## DO THIS:
Write out all of the lines below, exactly and completely.

(Dataset entries)
╭──

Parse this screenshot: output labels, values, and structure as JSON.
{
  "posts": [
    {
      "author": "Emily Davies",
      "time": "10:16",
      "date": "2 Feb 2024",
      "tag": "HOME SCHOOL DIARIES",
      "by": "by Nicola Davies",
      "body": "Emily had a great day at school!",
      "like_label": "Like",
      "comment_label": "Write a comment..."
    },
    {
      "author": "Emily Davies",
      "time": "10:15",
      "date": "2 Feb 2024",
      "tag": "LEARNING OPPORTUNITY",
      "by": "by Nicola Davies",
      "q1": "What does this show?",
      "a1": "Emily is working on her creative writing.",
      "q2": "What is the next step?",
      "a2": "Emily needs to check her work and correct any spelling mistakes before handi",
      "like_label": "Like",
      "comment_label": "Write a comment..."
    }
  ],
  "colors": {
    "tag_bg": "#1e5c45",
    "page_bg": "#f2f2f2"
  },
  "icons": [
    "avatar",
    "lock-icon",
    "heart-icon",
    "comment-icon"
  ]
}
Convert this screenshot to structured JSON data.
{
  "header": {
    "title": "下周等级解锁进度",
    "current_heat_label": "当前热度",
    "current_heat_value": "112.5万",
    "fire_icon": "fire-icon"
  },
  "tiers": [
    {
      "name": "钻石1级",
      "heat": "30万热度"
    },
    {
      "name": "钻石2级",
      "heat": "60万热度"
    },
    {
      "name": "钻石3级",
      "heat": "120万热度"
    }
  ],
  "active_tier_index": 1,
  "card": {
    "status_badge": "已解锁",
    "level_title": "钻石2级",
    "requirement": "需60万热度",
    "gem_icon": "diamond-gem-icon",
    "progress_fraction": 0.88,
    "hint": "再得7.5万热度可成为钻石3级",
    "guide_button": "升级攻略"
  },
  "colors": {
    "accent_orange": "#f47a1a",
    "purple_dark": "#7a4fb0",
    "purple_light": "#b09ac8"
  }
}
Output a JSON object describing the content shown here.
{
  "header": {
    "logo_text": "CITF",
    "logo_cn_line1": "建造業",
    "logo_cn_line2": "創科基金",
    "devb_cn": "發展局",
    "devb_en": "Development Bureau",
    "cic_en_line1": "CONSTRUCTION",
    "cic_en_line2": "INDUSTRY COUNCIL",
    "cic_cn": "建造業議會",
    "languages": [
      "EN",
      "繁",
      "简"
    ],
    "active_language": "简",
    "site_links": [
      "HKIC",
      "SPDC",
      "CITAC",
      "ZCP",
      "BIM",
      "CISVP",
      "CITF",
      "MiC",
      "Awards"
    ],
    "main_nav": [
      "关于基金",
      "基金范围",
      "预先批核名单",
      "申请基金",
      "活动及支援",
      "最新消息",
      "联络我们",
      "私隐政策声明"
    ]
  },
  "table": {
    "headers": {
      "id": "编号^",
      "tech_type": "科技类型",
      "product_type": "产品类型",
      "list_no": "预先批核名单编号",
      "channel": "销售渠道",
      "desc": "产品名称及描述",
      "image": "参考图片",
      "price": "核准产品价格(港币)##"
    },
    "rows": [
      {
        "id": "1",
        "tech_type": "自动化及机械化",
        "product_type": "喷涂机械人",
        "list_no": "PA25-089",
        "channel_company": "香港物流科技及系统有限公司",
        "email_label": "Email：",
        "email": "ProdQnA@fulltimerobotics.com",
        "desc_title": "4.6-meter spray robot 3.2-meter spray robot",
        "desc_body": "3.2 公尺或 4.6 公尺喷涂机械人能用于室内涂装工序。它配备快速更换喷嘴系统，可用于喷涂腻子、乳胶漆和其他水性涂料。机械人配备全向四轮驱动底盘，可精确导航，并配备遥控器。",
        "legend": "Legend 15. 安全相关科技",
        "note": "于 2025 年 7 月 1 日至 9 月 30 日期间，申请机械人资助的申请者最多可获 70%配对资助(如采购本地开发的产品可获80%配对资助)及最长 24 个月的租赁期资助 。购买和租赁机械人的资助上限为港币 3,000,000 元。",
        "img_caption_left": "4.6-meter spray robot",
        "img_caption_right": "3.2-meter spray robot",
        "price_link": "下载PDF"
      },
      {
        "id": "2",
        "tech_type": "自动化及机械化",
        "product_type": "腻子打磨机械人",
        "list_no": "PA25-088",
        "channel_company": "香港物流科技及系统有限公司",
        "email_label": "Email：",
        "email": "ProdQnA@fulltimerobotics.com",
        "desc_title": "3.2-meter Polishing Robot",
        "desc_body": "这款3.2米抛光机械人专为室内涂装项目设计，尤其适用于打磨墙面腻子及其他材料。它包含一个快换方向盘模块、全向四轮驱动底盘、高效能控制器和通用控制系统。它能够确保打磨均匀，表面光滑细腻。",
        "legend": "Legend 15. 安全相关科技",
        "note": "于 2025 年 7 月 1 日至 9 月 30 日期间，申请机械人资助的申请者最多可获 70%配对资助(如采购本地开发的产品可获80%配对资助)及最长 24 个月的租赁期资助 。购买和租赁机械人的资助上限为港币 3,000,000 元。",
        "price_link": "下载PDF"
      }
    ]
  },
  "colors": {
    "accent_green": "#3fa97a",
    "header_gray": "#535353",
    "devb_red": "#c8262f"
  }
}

╰──

## SOLVED EXERCISE:
Parse this screenshot: output labels, values, and structure as JSON.
{
  "posts": [
    {
      "author": "Emily Davies",
      "time": "10:16",
      "date": "2 Feb 2024",
      "tag": "HOME SCHOOL DIARIES",
      "by": "by Nicola Davies",
      "body": "Emily had a great day at school!",
      "like_label": "Like",
      "comment_label": "Write a comment..."
    },
    {
      "author": "Emily Davies",
      "time": "10:15",
      "date": "2 Feb 2024",
      "tag": "LEARNING OPPORTUNITY",
      "by": "by Nicola Davies",
      "q1": "What does this show?",
      "a1": "Emily is working on her creative writing.",
      "q2": "What is the next step?",
      "a2": "Emily needs to check her work and correct any spelling mistakes before handi",
      "like_label": "Like",
      "comment_label": "Write a comment..."
    }
  ],
  "colors": {
    "tag_bg": "#1e5c45",
    "page_bg": "#f2f2f2"
  },
  "icons": [
    "avatar",
    "lock-icon",
    "heart-icon",
    "comment-icon"
  ]
}
Convert this screenshot to structured JSON data.
{
  "header": {
    "title": "下周等级解锁进度",
    "current_heat_label": "当前热度",
    "current_heat_value": "112.5万",
    "fire_icon": "fire-icon"
  },
  "tiers": [
    {
      "name": "钻石1级",
      "heat": "30万热度"
    },
    {
      "name": "钻石2级",
      "heat": "60万热度"
    },
    {
      "name": "钻石3级",
      "heat": "120万热度"
    }
  ],
  "active_tier_index": 1,
  "card": {
    "status_badge": "已解锁",
    "level_title": "钻石2级",
    "requirement": "需60万热度",
    "gem_icon": "diamond-gem-icon",
    "progress_fraction": 0.88,
    "hint": "再得7.5万热度可成为钻石3级",
    "guide_button": "升级攻略"
  },
  "colors": {
    "accent_orange": "#f47a1a",
    "purple_dark": "#7a4fb0",
    "purple_light": "#b09ac8"
  }
}
Output a JSON object describing the content shown here.
{
  "header": {
    "logo_text": "CITF",
    "logo_cn_line1": "建造業",
    "logo_cn_line2": "創科基金",
    "devb_cn": "發展局",
    "devb_en": "Development Bureau",
    "cic_en_line1": "CONSTRUCTION",
    "cic_en_line2": "INDUSTRY COUNCIL",
    "cic_cn": "建造業議會",
    "languages": [
      "EN",
      "繁",
      "简"
    ],
    "active_language": "简",
    "site_links": [
      "HKIC",
      "SPDC",
      "CITAC",
      "ZCP",
      "BIM",
      "CISVP",
      "CITF",
      "MiC",
      "Awards"
    ],
    "main_nav": [
      "关于基金",
      "基金范围",
      "预先批核名单",
      "申请基金",
      "活动及支援",
      "最新消息",
      "联络我们",
      "私隐政策声明"
    ]
  },
  "table": {
    "headers": {
      "id": "编号^",
      "tech_type": "科技类型",
      "product_type": "产品类型",
      "list_no": "预先批核名单编号",
      "channel": "销售渠道",
      "desc": "产品名称及描述",
      "image": "参考图片",
      "price": "核准产品价格(港币)##"
    },
    "rows": [
      {
        "id": "1",
        "tech_type": "自动化及机械化",
        "product_type": "喷涂机械人",
        "list_no": "PA25-089",
        "channel_company": "香港物流科技及系统有限公司",
        "email_label": "Email：",
        "email": "ProdQnA@fulltimerobotics.com",
        "desc_title": "4.6-meter spray robot 3.2-meter spray robot",
        "desc_body": "3.2 公尺或 4.6 公尺喷涂机械人能用于室内涂装工序。它配备快速更换喷嘴系统，可用于喷涂腻子、乳胶漆和其他水性涂料。机械人配备全向四轮驱动底盘，可精确导航，并配备遥控器。",
        "legend": "Legend 15. 安全相关科技",
        "note": "于 2025 年 7 月 1 日至 9 月 30 日期间，申请机械人资助的申请者最多可获 70%配对资助(如采购本地开发的产品可获80%配对资助)及最长 24 个月的租赁期资助 。购买和租赁机械人的资助上限为港币 3,000,000 元。",
        "img_caption_left": "4.6-meter spray robot",
        "img_caption_right": "3.2-meter spray robot",
        "price_link": "下载PDF"
      },
      {
        "id": "2",
        "tech_type": "自动化及机械化",
        "product_type": "腻子打磨机械人",
        "list_no": "PA25-088",
        "channel_company": "香港物流科技及系统有限公司",
        "email_label": "Email：",
        "email": "ProdQnA@fulltimerobotics.com",
        "desc_title": "3.2-meter Polishing Robot",
        "desc_body": "这款3.2米抛光机械人专为室内涂装项目设计，尤其适用于打磨墙面腻子及其他材料。它包含一个快换方向盘模块、全向四轮驱动底盘、高效能控制器和通用控制系统。它能够确保打磨均匀，表面光滑细腻。",
        "legend": "Legend 15. 安全相关科技",
        "note": "于 2025 年 7 月 1 日至 9 月 30 日期间，申请机械人资助的申请者最多可获 70%配对资助(如采购本地开发的产品可获80%配对资助)及最长 24 个月的租赁期资助 。购买和租赁机械人的资助上限为港币 3,000,000 元。",
        "price_link": "下载PDF"
      }
    ]
  },
  "colors": {
    "accent_green": "#3fa97a",
    "header_gray": "#535353",
    "devb_red": "#c8262f"
  }
}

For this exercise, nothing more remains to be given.